* Rows from a figure dataset:
____
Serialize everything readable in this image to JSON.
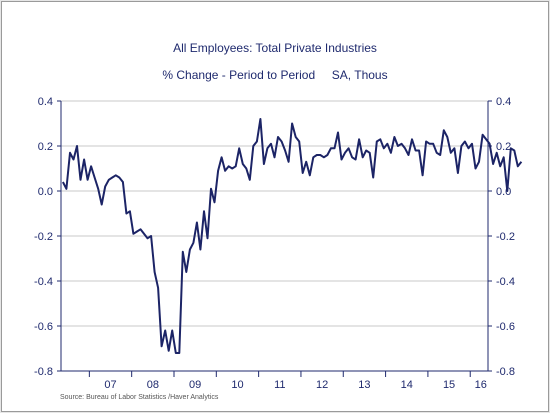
{
  "chart_data": {
    "type": "line",
    "title": "All Employees: Total Private Industries",
    "subtitle": "% Change - Period to Period     SA, Thous",
    "source": "Source:  Bureau of Labor Statistics /Haver Analytics",
    "line_color": "#1c2466",
    "grid": true,
    "ylim": [
      -0.8,
      0.4
    ],
    "yticks": [
      -0.8,
      -0.6,
      -0.4,
      -0.2,
      0.0,
      0.2,
      0.4
    ],
    "ytick_labels": [
      "-0.8",
      "-0.6",
      "-0.4",
      "-0.2",
      "0.0",
      "0.2",
      "0.4"
    ],
    "xlim": [
      2006.33,
      2016.42
    ],
    "x_year_labels": [
      {
        "label": "07",
        "x": 2007.5
      },
      {
        "label": "08",
        "x": 2008.5
      },
      {
        "label": "09",
        "x": 2009.5
      },
      {
        "label": "10",
        "x": 2010.5
      },
      {
        "label": "11",
        "x": 2011.5
      },
      {
        "label": "12",
        "x": 2012.5
      },
      {
        "label": "13",
        "x": 2013.5
      },
      {
        "label": "14",
        "x": 2014.5
      },
      {
        "label": "15",
        "x": 2015.5
      },
      {
        "label": "16",
        "x": 2016.25
      }
    ],
    "x_year_boundaries": [
      2007,
      2008,
      2009,
      2010,
      2011,
      2012,
      2013,
      2014,
      2015,
      2016
    ],
    "x_start": "2006-05",
    "frequency": "monthly",
    "values": [
      0.04,
      0.01,
      0.17,
      0.14,
      0.2,
      0.05,
      0.14,
      0.05,
      0.11,
      0.06,
      0.01,
      -0.06,
      0.02,
      0.05,
      0.06,
      0.07,
      0.06,
      0.04,
      -0.1,
      -0.09,
      -0.19,
      -0.18,
      -0.17,
      -0.19,
      -0.21,
      -0.2,
      -0.36,
      -0.43,
      -0.69,
      -0.62,
      -0.71,
      -0.62,
      -0.72,
      -0.72,
      -0.27,
      -0.36,
      -0.26,
      -0.23,
      -0.14,
      -0.26,
      -0.09,
      -0.21,
      0.01,
      -0.05,
      0.09,
      0.15,
      0.09,
      0.11,
      0.1,
      0.11,
      0.19,
      0.12,
      0.1,
      0.05,
      0.2,
      0.22,
      0.32,
      0.12,
      0.19,
      0.21,
      0.15,
      0.24,
      0.22,
      0.18,
      0.13,
      0.3,
      0.24,
      0.22,
      0.08,
      0.13,
      0.07,
      0.15,
      0.16,
      0.16,
      0.15,
      0.16,
      0.19,
      0.19,
      0.26,
      0.14,
      0.17,
      0.19,
      0.15,
      0.14,
      0.23,
      0.15,
      0.18,
      0.17,
      0.06,
      0.22,
      0.23,
      0.19,
      0.21,
      0.17,
      0.24,
      0.2,
      0.21,
      0.19,
      0.16,
      0.23,
      0.18,
      0.18,
      0.07,
      0.22,
      0.21,
      0.21,
      0.17,
      0.16,
      0.27,
      0.24,
      0.17,
      0.19,
      0.08,
      0.2,
      0.22,
      0.19,
      0.21,
      0.1,
      0.13,
      0.25,
      0.23,
      0.21,
      0.12,
      0.17,
      0.11,
      0.15,
      0.0,
      0.19,
      0.18,
      0.11,
      0.13
    ]
  }
}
____
* YOUR TASK:
Transcribe the full listing character for character. Pictures are excluded.

* CORRECT ANSWER:
Serialize everything readable in this image to JSON.
{
  "chart_data": {
    "type": "line",
    "title": "All Employees: Total Private Industries",
    "subtitle": "% Change - Period to Period     SA, Thous",
    "source": "Source:  Bureau of Labor Statistics /Haver Analytics",
    "line_color": "#1c2466",
    "grid": true,
    "ylim": [
      -0.8,
      0.4
    ],
    "yticks": [
      -0.8,
      -0.6,
      -0.4,
      -0.2,
      0.0,
      0.2,
      0.4
    ],
    "ytick_labels": [
      "-0.8",
      "-0.6",
      "-0.4",
      "-0.2",
      "0.0",
      "0.2",
      "0.4"
    ],
    "xlim": [
      2006.33,
      2016.42
    ],
    "x_year_labels": [
      {
        "label": "07",
        "x": 2007.5
      },
      {
        "label": "08",
        "x": 2008.5
      },
      {
        "label": "09",
        "x": 2009.5
      },
      {
        "label": "10",
        "x": 2010.5
      },
      {
        "label": "11",
        "x": 2011.5
      },
      {
        "label": "12",
        "x": 2012.5
      },
      {
        "label": "13",
        "x": 2013.5
      },
      {
        "label": "14",
        "x": 2014.5
      },
      {
        "label": "15",
        "x": 2015.5
      },
      {
        "label": "16",
        "x": 2016.25
      }
    ],
    "x_year_boundaries": [
      2007,
      2008,
      2009,
      2010,
      2011,
      2012,
      2013,
      2014,
      2015,
      2016
    ],
    "x_start": "2006-05",
    "frequency": "monthly",
    "values": [
      0.04,
      0.01,
      0.17,
      0.14,
      0.2,
      0.05,
      0.14,
      0.05,
      0.11,
      0.06,
      0.01,
      -0.06,
      0.02,
      0.05,
      0.06,
      0.07,
      0.06,
      0.04,
      -0.1,
      -0.09,
      -0.19,
      -0.18,
      -0.17,
      -0.19,
      -0.21,
      -0.2,
      -0.36,
      -0.43,
      -0.69,
      -0.62,
      -0.71,
      -0.62,
      -0.72,
      -0.72,
      -0.27,
      -0.36,
      -0.26,
      -0.23,
      -0.14,
      -0.26,
      -0.09,
      -0.21,
      0.01,
      -0.05,
      0.09,
      0.15,
      0.09,
      0.11,
      0.1,
      0.11,
      0.19,
      0.12,
      0.1,
      0.05,
      0.2,
      0.22,
      0.32,
      0.12,
      0.19,
      0.21,
      0.15,
      0.24,
      0.22,
      0.18,
      0.13,
      0.3,
      0.24,
      0.22,
      0.08,
      0.13,
      0.07,
      0.15,
      0.16,
      0.16,
      0.15,
      0.16,
      0.19,
      0.19,
      0.26,
      0.14,
      0.17,
      0.19,
      0.15,
      0.14,
      0.23,
      0.15,
      0.18,
      0.17,
      0.06,
      0.22,
      0.23,
      0.19,
      0.21,
      0.17,
      0.24,
      0.2,
      0.21,
      0.19,
      0.16,
      0.23,
      0.18,
      0.18,
      0.07,
      0.22,
      0.21,
      0.21,
      0.17,
      0.16,
      0.27,
      0.24,
      0.17,
      0.19,
      0.08,
      0.2,
      0.22,
      0.19,
      0.21,
      0.1,
      0.13,
      0.25,
      0.23,
      0.21,
      0.12,
      0.17,
      0.11,
      0.15,
      0.0,
      0.19,
      0.18,
      0.11,
      0.13
    ]
  }
}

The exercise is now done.